**Given records**
--- begin ---

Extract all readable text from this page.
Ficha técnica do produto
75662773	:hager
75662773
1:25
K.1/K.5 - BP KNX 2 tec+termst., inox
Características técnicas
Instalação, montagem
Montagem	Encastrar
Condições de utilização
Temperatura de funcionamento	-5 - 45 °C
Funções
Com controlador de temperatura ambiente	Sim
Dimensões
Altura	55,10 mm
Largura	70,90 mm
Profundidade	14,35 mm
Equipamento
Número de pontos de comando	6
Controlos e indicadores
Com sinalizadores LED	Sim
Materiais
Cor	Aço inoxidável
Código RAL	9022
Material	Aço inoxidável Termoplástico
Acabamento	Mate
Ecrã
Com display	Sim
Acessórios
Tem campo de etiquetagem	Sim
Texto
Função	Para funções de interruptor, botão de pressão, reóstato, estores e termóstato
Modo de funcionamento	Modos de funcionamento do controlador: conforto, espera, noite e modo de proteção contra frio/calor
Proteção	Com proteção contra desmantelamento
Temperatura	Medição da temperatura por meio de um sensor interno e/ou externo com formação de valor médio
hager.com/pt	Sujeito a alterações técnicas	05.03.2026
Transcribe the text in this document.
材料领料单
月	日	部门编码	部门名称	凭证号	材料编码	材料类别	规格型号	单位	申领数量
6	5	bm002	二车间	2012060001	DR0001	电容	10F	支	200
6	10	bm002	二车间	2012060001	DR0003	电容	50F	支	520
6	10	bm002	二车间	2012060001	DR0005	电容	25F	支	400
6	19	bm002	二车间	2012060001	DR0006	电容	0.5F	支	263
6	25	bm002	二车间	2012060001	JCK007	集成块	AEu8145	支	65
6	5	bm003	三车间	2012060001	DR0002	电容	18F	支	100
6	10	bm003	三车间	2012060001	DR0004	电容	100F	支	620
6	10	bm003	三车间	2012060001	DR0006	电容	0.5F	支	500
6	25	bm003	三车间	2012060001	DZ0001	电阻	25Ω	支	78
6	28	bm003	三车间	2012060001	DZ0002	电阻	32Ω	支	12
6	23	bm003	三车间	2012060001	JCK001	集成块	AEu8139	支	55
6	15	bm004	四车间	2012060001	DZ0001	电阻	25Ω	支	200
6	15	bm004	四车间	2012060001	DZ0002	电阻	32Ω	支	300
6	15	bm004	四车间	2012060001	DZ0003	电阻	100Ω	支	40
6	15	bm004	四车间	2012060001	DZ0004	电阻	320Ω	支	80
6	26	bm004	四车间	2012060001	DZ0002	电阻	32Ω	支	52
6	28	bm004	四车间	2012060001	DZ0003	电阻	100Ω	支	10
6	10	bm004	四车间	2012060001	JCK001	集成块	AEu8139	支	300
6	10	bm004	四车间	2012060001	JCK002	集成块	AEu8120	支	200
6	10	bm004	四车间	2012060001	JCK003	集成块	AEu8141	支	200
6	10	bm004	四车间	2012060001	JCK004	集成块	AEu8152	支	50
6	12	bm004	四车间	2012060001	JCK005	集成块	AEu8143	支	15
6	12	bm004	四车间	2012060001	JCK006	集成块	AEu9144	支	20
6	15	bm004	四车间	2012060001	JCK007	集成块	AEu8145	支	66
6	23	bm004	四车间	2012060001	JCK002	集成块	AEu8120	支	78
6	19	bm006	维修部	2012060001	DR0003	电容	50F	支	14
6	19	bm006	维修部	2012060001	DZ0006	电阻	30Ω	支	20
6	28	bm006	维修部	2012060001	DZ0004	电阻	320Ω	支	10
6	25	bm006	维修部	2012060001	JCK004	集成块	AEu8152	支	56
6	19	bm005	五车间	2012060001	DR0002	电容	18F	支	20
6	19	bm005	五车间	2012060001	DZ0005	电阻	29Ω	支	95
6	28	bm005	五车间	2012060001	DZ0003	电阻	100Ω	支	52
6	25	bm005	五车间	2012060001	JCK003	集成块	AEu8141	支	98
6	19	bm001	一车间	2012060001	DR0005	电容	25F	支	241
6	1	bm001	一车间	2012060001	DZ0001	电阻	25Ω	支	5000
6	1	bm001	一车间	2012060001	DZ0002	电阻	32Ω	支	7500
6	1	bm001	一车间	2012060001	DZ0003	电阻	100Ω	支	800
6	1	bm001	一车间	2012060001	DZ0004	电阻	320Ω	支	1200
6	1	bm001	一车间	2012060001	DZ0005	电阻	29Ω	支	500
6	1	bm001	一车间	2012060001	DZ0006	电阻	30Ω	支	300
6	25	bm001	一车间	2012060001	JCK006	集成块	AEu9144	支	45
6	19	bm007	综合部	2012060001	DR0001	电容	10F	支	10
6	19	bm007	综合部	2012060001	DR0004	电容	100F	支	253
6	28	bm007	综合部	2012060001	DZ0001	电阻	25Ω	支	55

--- end ---

Extract all the material, leaving every line as it is.

Extract all readable text from this page.
Ficha técnica do produto
75662773	:hager
75662773
1:25
K.1/K.5 - BP KNX 2 tec+termst., inox
Características técnicas
Instalação, montagem
Montagem	Encastrar
Condições de utilização
Temperatura de funcionamento	-5 - 45 °C
Funções
Com controlador de temperatura ambiente	Sim
Dimensões
Altura	55,10 mm
Largura	70,90 mm
Profundidade	14,35 mm
Equipamento
Número de pontos de comando	6
Controlos e indicadores
Com sinalizadores LED	Sim
Materiais
Cor	Aço inoxidável
Código RAL	9022
Material	Aço inoxidável Termoplástico
Acabamento	Mate
Ecrã
Com display	Sim
Acessórios
Tem campo de etiquetagem	Sim
Texto
Função	Para funções de interruptor, botão de pressão, reóstato, estores e termóstato
Modo de funcionamento	Modos de funcionamento do controlador: conforto, espera, noite e modo de proteção contra frio/calor
Proteção	Com proteção contra desmantelamento
Temperatura	Medição da temperatura por meio de um sensor interno e/ou externo com formação de valor médio
hager.com/pt	Sujeito a alterações técnicas	05.03.2026
Transcribe the text in this document.
材料领料单
月	日	部门编码	部门名称	凭证号	材料编码	材料类别	规格型号	单位	申领数量
6	5	bm002	二车间	2012060001	DR0001	电容	10F	支	200
6	10	bm002	二车间	2012060001	DR0003	电容	50F	支	520
6	10	bm002	二车间	2012060001	DR0005	电容	25F	支	400
6	19	bm002	二车间	2012060001	DR0006	电容	0.5F	支	263
6	25	bm002	二车间	2012060001	JCK007	集成块	AEu8145	支	65
6	5	bm003	三车间	2012060001	DR0002	电容	18F	支	100
6	10	bm003	三车间	2012060001	DR0004	电容	100F	支	620
6	10	bm003	三车间	2012060001	DR0006	电容	0.5F	支	500
6	25	bm003	三车间	2012060001	DZ0001	电阻	25Ω	支	78
6	28	bm003	三车间	2012060001	DZ0002	电阻	32Ω	支	12
6	23	bm003	三车间	2012060001	JCK001	集成块	AEu8139	支	55
6	15	bm004	四车间	2012060001	DZ0001	电阻	25Ω	支	200
6	15	bm004	四车间	2012060001	DZ0002	电阻	32Ω	支	300
6	15	bm004	四车间	2012060001	DZ0003	电阻	100Ω	支	40
6	15	bm004	四车间	2012060001	DZ0004	电阻	320Ω	支	80
6	26	bm004	四车间	2012060001	DZ0002	电阻	32Ω	支	52
6	28	bm004	四车间	2012060001	DZ0003	电阻	100Ω	支	10
6	10	bm004	四车间	2012060001	JCK001	集成块	AEu8139	支	300
6	10	bm004	四车间	2012060001	JCK002	集成块	AEu8120	支	200
6	10	bm004	四车间	2012060001	JCK003	集成块	AEu8141	支	200
6	10	bm004	四车间	2012060001	JCK004	集成块	AEu8152	支	50
6	12	bm004	四车间	2012060001	JCK005	集成块	AEu8143	支	15
6	12	bm004	四车间	2012060001	JCK006	集成块	AEu9144	支	20
6	15	bm004	四车间	2012060001	JCK007	集成块	AEu8145	支	66
6	23	bm004	四车间	2012060001	JCK002	集成块	AEu8120	支	78
6	19	bm006	维修部	2012060001	DR0003	电容	50F	支	14
6	19	bm006	维修部	2012060001	DZ0006	电阻	30Ω	支	20
6	28	bm006	维修部	2012060001	DZ0004	电阻	320Ω	支	10
6	25	bm006	维修部	2012060001	JCK004	集成块	AEu8152	支	56
6	19	bm005	五车间	2012060001	DR0002	电容	18F	支	20
6	19	bm005	五车间	2012060001	DZ0005	电阻	29Ω	支	95
6	28	bm005	五车间	2012060001	DZ0003	电阻	100Ω	支	52
6	25	bm005	五车间	2012060001	JCK003	集成块	AEu8141	支	98
6	19	bm001	一车间	2012060001	DR0005	电容	25F	支	241
6	1	bm001	一车间	2012060001	DZ0001	电阻	25Ω	支	5000
6	1	bm001	一车间	2012060001	DZ0002	电阻	32Ω	支	7500
6	1	bm001	一车间	2012060001	DZ0003	电阻	100Ω	支	800
6	1	bm001	一车间	2012060001	DZ0004	电阻	320Ω	支	1200
6	1	bm001	一车间	2012060001	DZ0005	电阻	29Ω	支	500
6	1	bm001	一车间	2012060001	DZ0006	电阻	30Ω	支	300
6	25	bm001	一车间	2012060001	JCK006	集成块	AEu9144	支	45
6	19	bm007	综合部	2012060001	DR0001	电容	10F	支	10
6	19	bm007	综合部	2012060001	DR0004	电容	100F	支	253
6	28	bm007	综合部	2012060001	DZ0001	电阻	25Ω	支	55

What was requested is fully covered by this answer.